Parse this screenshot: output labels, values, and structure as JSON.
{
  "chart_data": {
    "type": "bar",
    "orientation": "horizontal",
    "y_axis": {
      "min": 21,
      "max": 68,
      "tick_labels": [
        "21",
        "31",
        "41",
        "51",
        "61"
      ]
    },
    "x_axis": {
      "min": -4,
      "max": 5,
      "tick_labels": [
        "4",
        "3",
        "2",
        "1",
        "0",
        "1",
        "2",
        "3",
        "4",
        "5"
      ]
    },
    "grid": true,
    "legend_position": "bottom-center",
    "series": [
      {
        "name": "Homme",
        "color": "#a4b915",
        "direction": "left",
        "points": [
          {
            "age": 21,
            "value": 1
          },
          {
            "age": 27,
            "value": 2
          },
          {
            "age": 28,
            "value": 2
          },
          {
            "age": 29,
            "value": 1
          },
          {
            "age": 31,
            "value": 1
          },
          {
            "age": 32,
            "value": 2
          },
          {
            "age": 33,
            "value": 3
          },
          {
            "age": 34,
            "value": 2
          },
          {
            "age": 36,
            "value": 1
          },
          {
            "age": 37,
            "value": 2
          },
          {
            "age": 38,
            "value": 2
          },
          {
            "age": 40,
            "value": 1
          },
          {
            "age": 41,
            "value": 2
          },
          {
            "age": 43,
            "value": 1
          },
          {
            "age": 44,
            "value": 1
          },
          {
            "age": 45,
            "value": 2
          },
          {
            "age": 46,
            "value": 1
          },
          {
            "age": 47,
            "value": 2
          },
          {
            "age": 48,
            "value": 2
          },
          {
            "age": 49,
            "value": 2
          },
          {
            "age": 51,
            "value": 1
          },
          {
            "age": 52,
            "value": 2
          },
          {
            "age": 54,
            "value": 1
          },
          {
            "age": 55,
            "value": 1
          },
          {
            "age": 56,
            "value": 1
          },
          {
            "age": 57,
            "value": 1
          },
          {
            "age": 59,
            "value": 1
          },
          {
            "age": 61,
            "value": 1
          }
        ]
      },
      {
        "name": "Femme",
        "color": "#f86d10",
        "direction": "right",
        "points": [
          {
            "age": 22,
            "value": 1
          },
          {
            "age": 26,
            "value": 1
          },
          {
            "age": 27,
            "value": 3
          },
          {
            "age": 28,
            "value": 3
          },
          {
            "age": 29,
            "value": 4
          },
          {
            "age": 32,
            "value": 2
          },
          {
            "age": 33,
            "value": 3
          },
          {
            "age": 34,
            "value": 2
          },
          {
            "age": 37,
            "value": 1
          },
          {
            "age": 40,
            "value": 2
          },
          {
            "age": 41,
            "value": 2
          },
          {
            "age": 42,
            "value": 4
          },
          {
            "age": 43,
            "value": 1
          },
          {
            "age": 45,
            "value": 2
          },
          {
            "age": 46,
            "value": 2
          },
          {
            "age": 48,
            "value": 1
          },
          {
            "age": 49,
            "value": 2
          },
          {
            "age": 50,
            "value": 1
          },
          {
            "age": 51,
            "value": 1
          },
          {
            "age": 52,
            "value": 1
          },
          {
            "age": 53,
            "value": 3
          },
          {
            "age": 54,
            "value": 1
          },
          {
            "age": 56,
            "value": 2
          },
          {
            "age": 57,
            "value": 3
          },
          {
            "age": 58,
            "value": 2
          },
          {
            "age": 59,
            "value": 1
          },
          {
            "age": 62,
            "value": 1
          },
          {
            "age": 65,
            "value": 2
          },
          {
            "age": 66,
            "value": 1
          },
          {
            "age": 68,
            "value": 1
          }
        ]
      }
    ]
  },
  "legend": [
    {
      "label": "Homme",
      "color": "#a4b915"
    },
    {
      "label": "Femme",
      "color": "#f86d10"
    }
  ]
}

-*-

_Task directions_
Print every record exactly as it was given.

_Solution to this task_
Parse this screenshot: output labels, values, and structure as JSON.
{
  "chart_data": {
    "type": "bar",
    "orientation": "horizontal",
    "y_axis": {
      "min": 21,
      "max": 68,
      "tick_labels": [
        "21",
        "31",
        "41",
        "51",
        "61"
      ]
    },
    "x_axis": {
      "min": -4,
      "max": 5,
      "tick_labels": [
        "4",
        "3",
        "2",
        "1",
        "0",
        "1",
        "2",
        "3",
        "4",
        "5"
      ]
    },
    "grid": true,
    "legend_position": "bottom-center",
    "series": [
      {
        "name": "Homme",
        "color": "#a4b915",
        "direction": "left",
        "points": [
          {
            "age": 21,
            "value": 1
          },
          {
            "age": 27,
            "value": 2
          },
          {
            "age": 28,
            "value": 2
          },
          {
            "age": 29,
            "value": 1
          },
          {
            "age": 31,
            "value": 1
          },
          {
            "age": 32,
            "value": 2
          },
          {
            "age": 33,
            "value": 3
          },
          {
            "age": 34,
            "value": 2
          },
          {
            "age": 36,
            "value": 1
          },
          {
            "age": 37,
            "value": 2
          },
          {
            "age": 38,
            "value": 2
          },
          {
            "age": 40,
            "value": 1
          },
          {
            "age": 41,
            "value": 2
          },
          {
            "age": 43,
            "value": 1
          },
          {
            "age": 44,
            "value": 1
          },
          {
            "age": 45,
            "value": 2
          },
          {
            "age": 46,
            "value": 1
          },
          {
            "age": 47,
            "value": 2
          },
          {
            "age": 48,
            "value": 2
          },
          {
            "age": 49,
            "value": 2
          },
          {
            "age": 51,
            "value": 1
          },
          {
            "age": 52,
            "value": 2
          },
          {
            "age": 54,
            "value": 1
          },
          {
            "age": 55,
            "value": 1
          },
          {
            "age": 56,
            "value": 1
          },
          {
            "age": 57,
            "value": 1
          },
          {
            "age": 59,
            "value": 1
          },
          {
            "age": 61,
            "value": 1
          }
        ]
      },
      {
        "name": "Femme",
        "color": "#f86d10",
        "direction": "right",
        "points": [
          {
            "age": 22,
            "value": 1
          },
          {
            "age": 26,
            "value": 1
          },
          {
            "age": 27,
            "value": 3
          },
          {
            "age": 28,
            "value": 3
          },
          {
            "age": 29,
            "value": 4
          },
          {
            "age": 32,
            "value": 2
          },
          {
            "age": 33,
            "value": 3
          },
          {
            "age": 34,
            "value": 2
          },
          {
            "age": 37,
            "value": 1
          },
          {
            "age": 40,
            "value": 2
          },
          {
            "age": 41,
            "value": 2
          },
          {
            "age": 42,
            "value": 4
          },
          {
            "age": 43,
            "value": 1
          },
          {
            "age": 45,
            "value": 2
          },
          {
            "age": 46,
            "value": 2
          },
          {
            "age": 48,
            "value": 1
          },
          {
            "age": 49,
            "value": 2
          },
          {
            "age": 50,
            "value": 1
          },
          {
            "age": 51,
            "value": 1
          },
          {
            "age": 52,
            "value": 1
          },
          {
            "age": 53,
            "value": 3
          },
          {
            "age": 54,
            "value": 1
          },
          {
            "age": 56,
            "value": 2
          },
          {
            "age": 57,
            "value": 3
          },
          {
            "age": 58,
            "value": 2
          },
          {
            "age": 59,
            "value": 1
          },
          {
            "age": 62,
            "value": 1
          },
          {
            "age": 65,
            "value": 2
          },
          {
            "age": 66,
            "value": 1
          },
          {
            "age": 68,
            "value": 1
          }
        ]
      }
    ]
  },
  "legend": [
    {
      "label": "Homme",
      "color": "#a4b915"
    },
    {
      "label": "Femme",
      "color": "#f86d10"
    }
  ]
}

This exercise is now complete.